GIVEN REQUEST
Please retype everything from the start of the data down to the line containing "- cell-category: SD", keeping both ends.

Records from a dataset
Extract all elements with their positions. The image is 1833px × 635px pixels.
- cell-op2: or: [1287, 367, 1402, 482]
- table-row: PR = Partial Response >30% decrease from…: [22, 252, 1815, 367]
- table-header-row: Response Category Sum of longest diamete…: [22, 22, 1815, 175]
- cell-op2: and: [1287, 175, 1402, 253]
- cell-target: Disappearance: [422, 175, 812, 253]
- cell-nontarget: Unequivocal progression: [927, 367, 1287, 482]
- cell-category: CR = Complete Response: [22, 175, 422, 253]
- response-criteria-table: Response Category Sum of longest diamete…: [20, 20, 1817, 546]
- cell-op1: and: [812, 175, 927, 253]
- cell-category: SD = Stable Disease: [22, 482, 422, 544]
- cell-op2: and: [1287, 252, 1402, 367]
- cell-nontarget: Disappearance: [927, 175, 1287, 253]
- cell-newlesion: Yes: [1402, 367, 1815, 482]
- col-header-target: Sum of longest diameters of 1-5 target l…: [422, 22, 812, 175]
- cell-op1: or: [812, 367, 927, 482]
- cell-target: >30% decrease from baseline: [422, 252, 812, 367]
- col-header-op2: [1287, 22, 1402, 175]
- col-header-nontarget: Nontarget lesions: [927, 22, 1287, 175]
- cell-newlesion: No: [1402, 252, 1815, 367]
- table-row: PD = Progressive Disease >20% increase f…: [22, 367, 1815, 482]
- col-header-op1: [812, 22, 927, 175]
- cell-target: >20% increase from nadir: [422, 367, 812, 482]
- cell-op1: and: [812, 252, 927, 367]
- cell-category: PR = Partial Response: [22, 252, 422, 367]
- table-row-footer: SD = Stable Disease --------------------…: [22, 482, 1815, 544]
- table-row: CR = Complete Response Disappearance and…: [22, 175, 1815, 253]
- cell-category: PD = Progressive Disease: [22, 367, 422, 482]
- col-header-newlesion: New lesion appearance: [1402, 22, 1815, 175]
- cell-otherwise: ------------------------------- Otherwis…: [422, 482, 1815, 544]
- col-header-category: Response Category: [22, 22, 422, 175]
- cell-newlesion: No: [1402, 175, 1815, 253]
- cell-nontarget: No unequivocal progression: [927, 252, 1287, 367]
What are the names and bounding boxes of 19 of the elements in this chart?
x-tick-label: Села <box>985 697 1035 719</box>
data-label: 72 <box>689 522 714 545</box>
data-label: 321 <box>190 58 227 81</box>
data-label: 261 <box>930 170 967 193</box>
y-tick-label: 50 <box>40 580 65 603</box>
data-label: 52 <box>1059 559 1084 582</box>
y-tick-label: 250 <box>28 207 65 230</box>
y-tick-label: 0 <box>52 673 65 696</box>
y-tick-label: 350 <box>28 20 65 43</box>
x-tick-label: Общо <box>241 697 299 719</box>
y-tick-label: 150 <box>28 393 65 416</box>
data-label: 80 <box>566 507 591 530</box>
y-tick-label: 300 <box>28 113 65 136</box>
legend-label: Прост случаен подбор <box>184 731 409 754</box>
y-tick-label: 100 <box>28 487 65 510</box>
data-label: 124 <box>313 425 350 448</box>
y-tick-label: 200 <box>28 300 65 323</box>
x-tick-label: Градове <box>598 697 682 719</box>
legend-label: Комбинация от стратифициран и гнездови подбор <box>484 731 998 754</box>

WORKED ANSWER
Extract all elements with their positions. The image is 1833px × 635px pixels.
- cell-op2: or: [1287, 367, 1402, 482]
- table-row: PR = Partial Response >30% decrease from…: [22, 252, 1815, 367]
- table-header-row: Response Category Sum of longest diamete…: [22, 22, 1815, 175]
- cell-op2: and: [1287, 175, 1402, 253]
- cell-target: Disappearance: [422, 175, 812, 253]
- cell-nontarget: Unequivocal progression: [927, 367, 1287, 482]
- cell-category: CR = Complete Response: [22, 175, 422, 253]
- response-criteria-table: Response Category Sum of longest diamete…: [20, 20, 1817, 546]
- cell-op1: and: [812, 175, 927, 253]
- cell-category: SD = Stable Disease: [22, 482, 422, 544]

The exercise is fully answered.